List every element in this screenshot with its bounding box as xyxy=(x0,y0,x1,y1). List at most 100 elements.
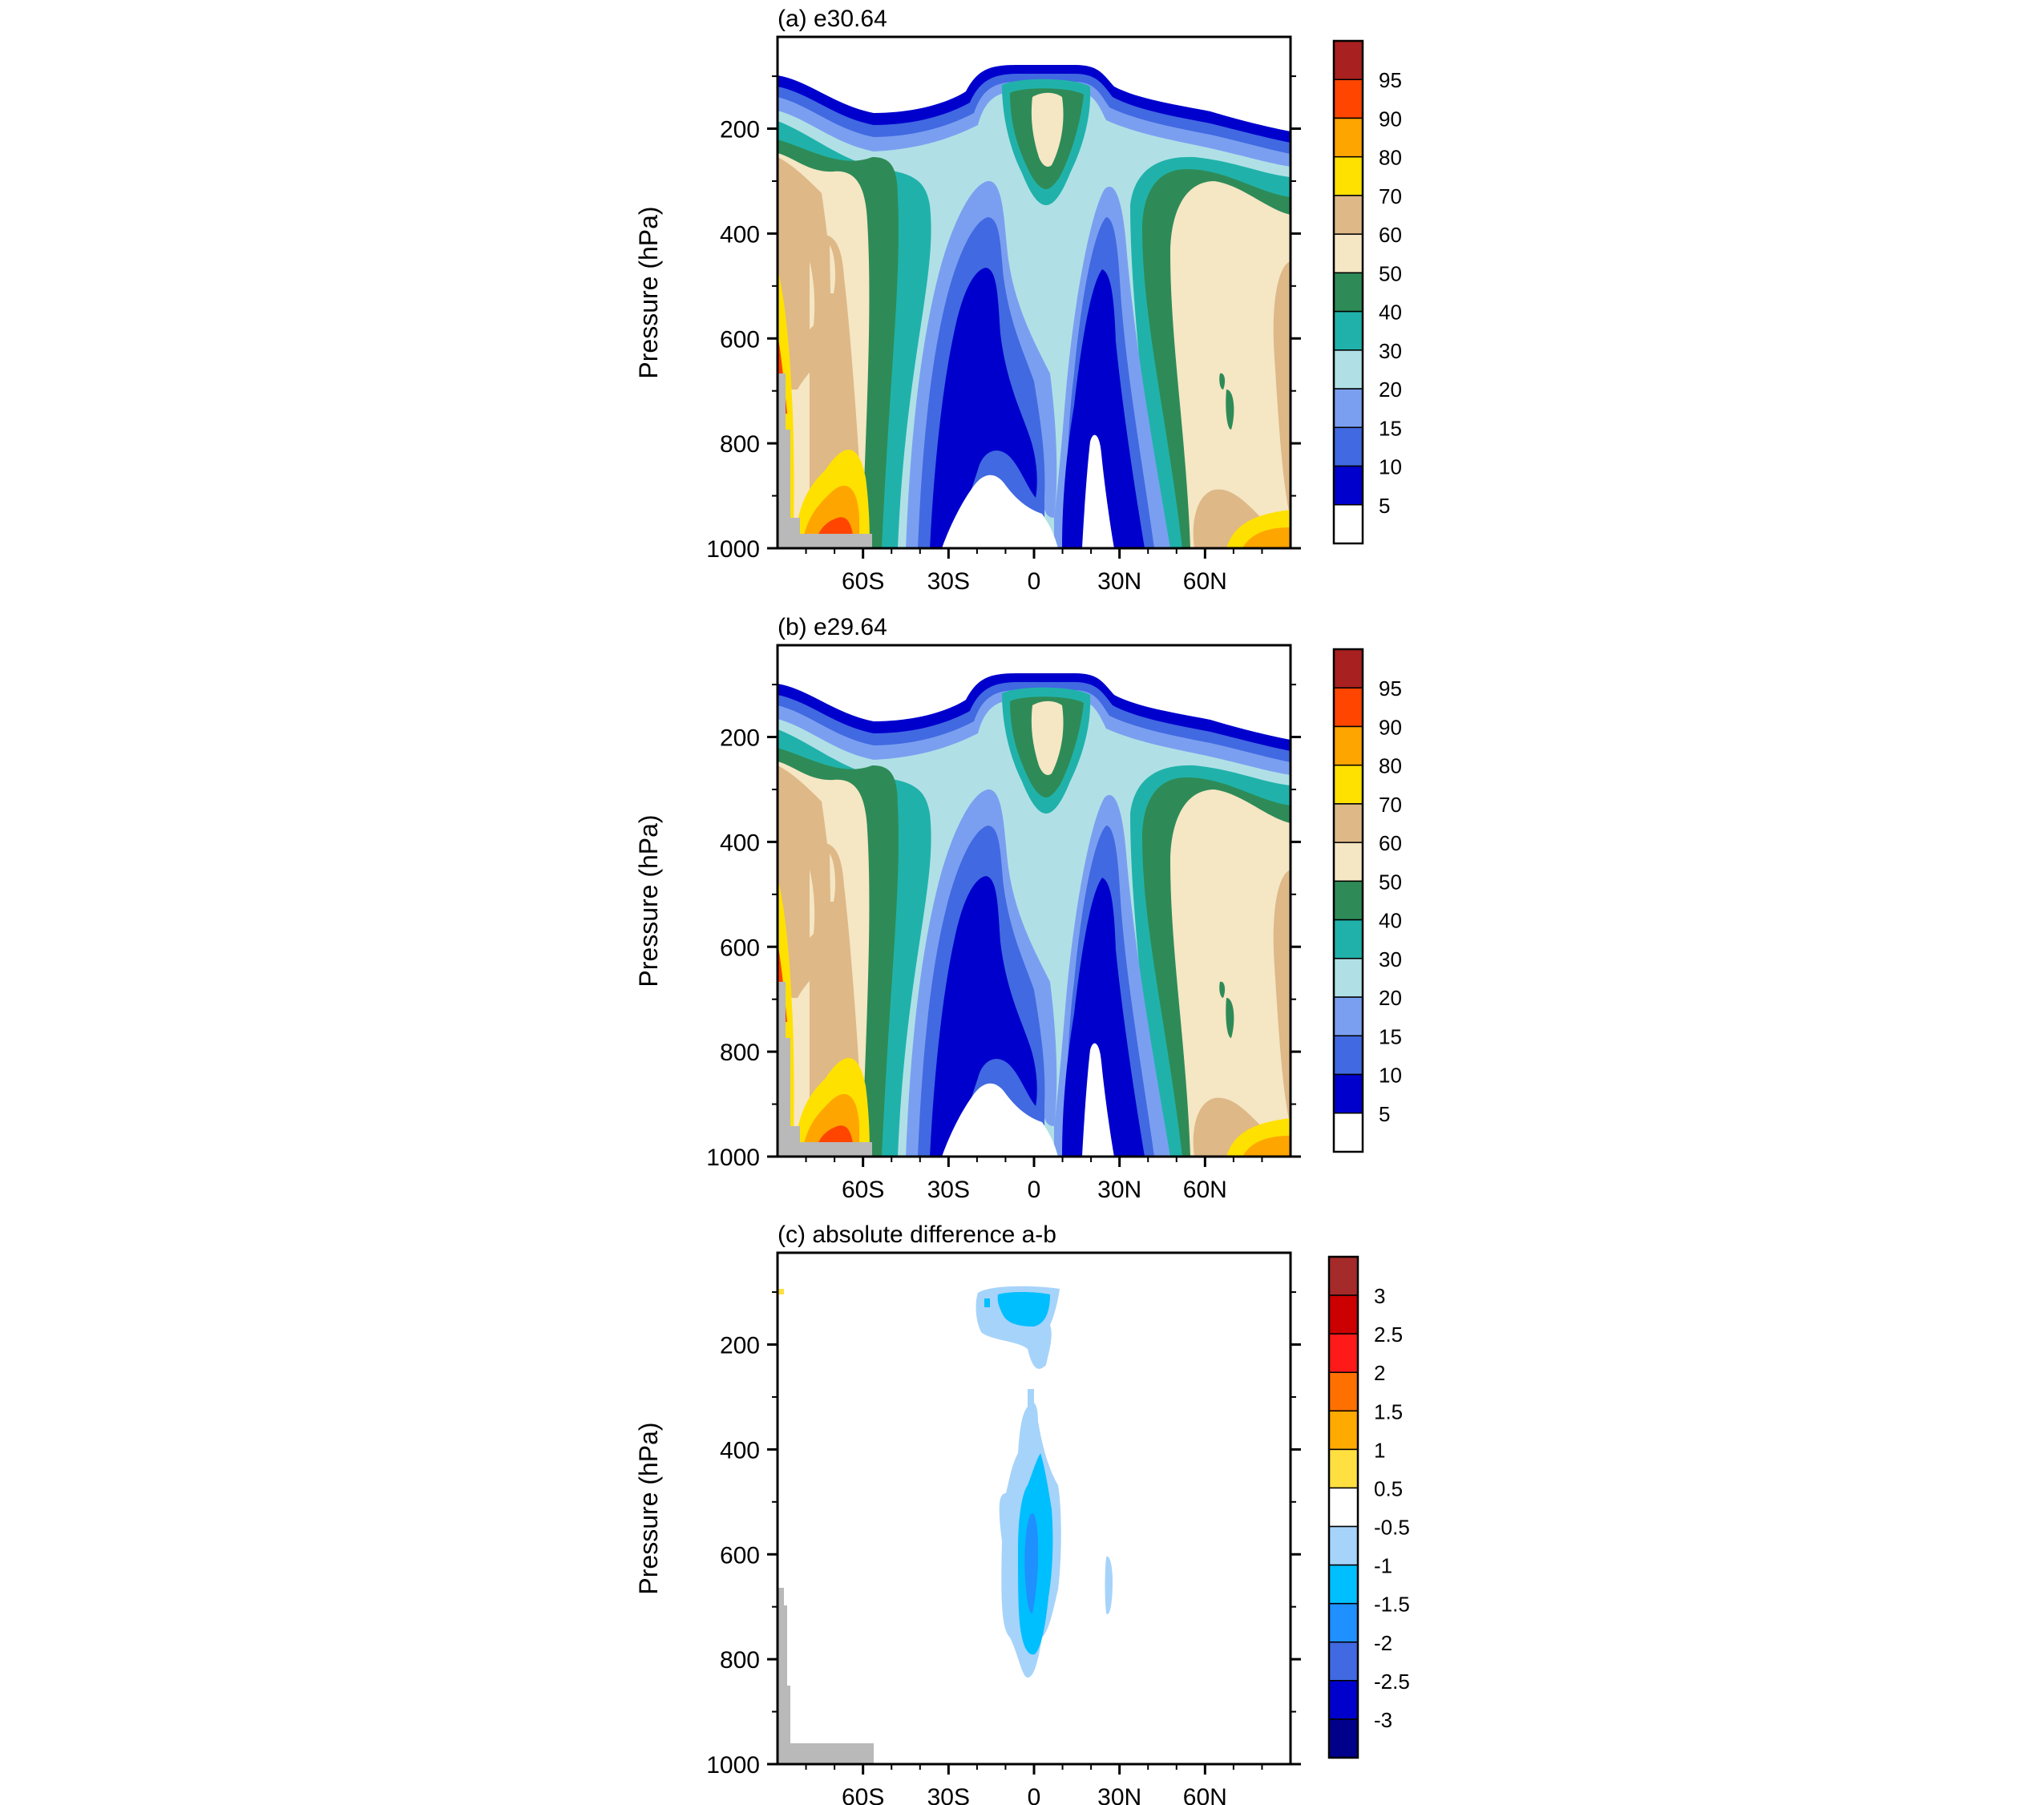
x-tick-label: 60S xyxy=(842,1784,884,1805)
colorbar-label: 20 xyxy=(1379,378,1402,402)
colorbar-label: 70 xyxy=(1379,184,1402,208)
y-tick-label: 400 xyxy=(720,1437,760,1464)
x-tick-label: 30N xyxy=(1097,1177,1141,1203)
colorbar-label: -1 xyxy=(1374,1554,1392,1578)
colorbar-b: 95 90 80 70 60 50 40 30 20 15 10 5 xyxy=(1332,648,1402,1153)
colorbar-box xyxy=(1333,687,1363,728)
colorbar-box xyxy=(1333,388,1363,429)
colorbar-box xyxy=(1333,349,1363,390)
colorbar-box xyxy=(1333,79,1363,119)
y-tick-label: 600 xyxy=(720,1542,760,1569)
colorbar-label: -2.5 xyxy=(1374,1670,1410,1694)
colorbar-label: 80 xyxy=(1379,146,1402,170)
colorbar-box xyxy=(1328,1602,1359,1643)
colorbar-box xyxy=(1333,764,1363,805)
colorbar-label: 60 xyxy=(1379,831,1402,855)
colorbar-label: 80 xyxy=(1379,754,1402,778)
colorbar-label: 3 xyxy=(1374,1284,1385,1308)
colorbar-box xyxy=(1328,1525,1359,1566)
colorbar-label: 5 xyxy=(1379,1102,1390,1126)
colorbar-box xyxy=(1328,1371,1359,1412)
axis-ticks-a: 200 400 600 800 1000 60S 30S 0 30N 60N xyxy=(706,75,1301,595)
colorbar-box xyxy=(1333,40,1363,80)
panel-c: (c) absolute difference a-b Pressure (hP… xyxy=(634,1222,1410,1805)
colorbar-box xyxy=(1328,1294,1359,1335)
colorbar-label: 40 xyxy=(1379,909,1402,933)
x-tick-label: 60S xyxy=(842,568,884,595)
colorbar-a: 95 90 80 70 60 50 40 30 20 15 10 5 xyxy=(1332,39,1402,545)
colorbar-label: 1.5 xyxy=(1374,1399,1403,1423)
colorbar-label: 10 xyxy=(1379,1064,1402,1088)
colorbar-box xyxy=(1333,1112,1363,1153)
colorbar-label: 50 xyxy=(1379,261,1402,285)
y-tick-label: 600 xyxy=(720,935,760,961)
y-tick-label: 200 xyxy=(720,725,760,752)
contour-field-a xyxy=(778,37,1291,548)
y-tick-label: 1000 xyxy=(706,1145,760,1171)
colorbar-label: 5 xyxy=(1379,494,1390,518)
colorbar-box xyxy=(1333,1035,1363,1076)
colorbar-frame xyxy=(1332,39,1364,545)
y-tick-label: 1000 xyxy=(706,536,760,563)
axis-ticks-c: 200 400 600 800 1000 60S 30S 0 30N 60N xyxy=(706,1291,1301,1805)
colorbar-box xyxy=(1328,1487,1359,1528)
colorbar-label: 95 xyxy=(1379,68,1402,92)
axis-ticks-b: 200 400 600 800 1000 60S 30S 0 30N 60N xyxy=(706,684,1301,1203)
colorbar-box xyxy=(1333,155,1363,196)
colorbar-box xyxy=(1333,880,1363,921)
colorbar-label: 10 xyxy=(1379,455,1402,479)
panel-title-b: (b) e29.64 xyxy=(778,614,887,640)
y-tick-label: 400 xyxy=(720,221,760,248)
colorbar-box xyxy=(1333,996,1363,1037)
colorbar-label: 15 xyxy=(1379,416,1402,440)
y-axis-label-c: Pressure (hPa) xyxy=(634,1422,663,1594)
panel-title-a: (a) e30.64 xyxy=(778,6,887,32)
colorbar-box xyxy=(1328,1680,1359,1720)
x-tick-label: 30N xyxy=(1097,568,1141,595)
colorbar-label: -0.5 xyxy=(1374,1516,1410,1540)
colorbar-label: 70 xyxy=(1379,793,1402,817)
x-tick-label: 30S xyxy=(927,568,970,595)
colorbar-box xyxy=(1333,465,1363,506)
colorbar-box xyxy=(1328,1564,1359,1605)
colorbar-c: 3 2.5 2 1.5 1 0.5 -0.5 -1 -1.5 -2 -2.5 -3 xyxy=(1327,1255,1410,1759)
y-tick-label: 1000 xyxy=(706,1752,760,1779)
x-tick-label: 30N xyxy=(1097,1784,1141,1805)
x-tick-label: 30S xyxy=(927,1784,970,1805)
colorbar-label: 1 xyxy=(1374,1438,1385,1462)
colorbar-box xyxy=(1333,725,1363,766)
y-tick-label: 400 xyxy=(720,830,760,856)
panel-a: (a) e30.64 Pressure (hPa) 20040060080010… xyxy=(634,6,1402,595)
colorbar-label: 2.5 xyxy=(1374,1322,1403,1347)
colorbar-box xyxy=(1333,919,1363,959)
colorbar-label: 20 xyxy=(1379,986,1402,1010)
x-tick-label: 60N xyxy=(1183,1177,1227,1203)
colorbar-box xyxy=(1328,1718,1359,1759)
y-tick-label: 800 xyxy=(720,1040,760,1066)
colorbar-box xyxy=(1333,426,1363,467)
colorbar-box xyxy=(1328,1410,1359,1451)
colorbar-label: 60 xyxy=(1379,223,1402,247)
colorbar-label: -3 xyxy=(1374,1708,1392,1732)
colorbar-label: 40 xyxy=(1379,301,1402,325)
colorbar-box xyxy=(1328,1641,1359,1682)
x-tick-label: 60N xyxy=(1183,1784,1227,1805)
colorbar-label: 30 xyxy=(1379,339,1402,363)
colorbar-label: 30 xyxy=(1379,947,1402,971)
y-tick-label: 200 xyxy=(720,117,760,143)
y-tick-label: 800 xyxy=(720,431,760,458)
x-tick-label: 0 xyxy=(1028,1784,1041,1805)
colorbar-label: 15 xyxy=(1379,1024,1402,1048)
colorbar-label: 90 xyxy=(1379,715,1402,739)
x-tick-label: 30S xyxy=(927,1177,970,1203)
colorbar-frame xyxy=(1327,1255,1359,1759)
colorbar-box xyxy=(1333,842,1363,882)
colorbar-label: 90 xyxy=(1379,107,1402,131)
colorbar-box xyxy=(1328,1333,1359,1373)
colorbar-box xyxy=(1333,958,1363,998)
contour-field-b xyxy=(778,645,1291,1157)
colorbar-label: -2 xyxy=(1374,1631,1392,1655)
colorbar-box xyxy=(1333,233,1363,274)
colorbar-box xyxy=(1333,195,1363,235)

★ ★ ★

▶ Goal
Gather every line from the listing above that contains the string `ticks`, matching its upper- and lowercase letters exactly.

▶ Solution to this task
axis-ticks-a: 200 400 600 800 1000 60S 30S 0 30N 60N xyxy=(706,75,1301,595)
axis-ticks-c: 200 400 600 800 1000 60S 30S 0 30N 60N xyxy=(706,1291,1301,1805)
axis-ticks-b: 200 400 600 800 1000 60S 30S 0 30N 60N xyxy=(706,684,1301,1203)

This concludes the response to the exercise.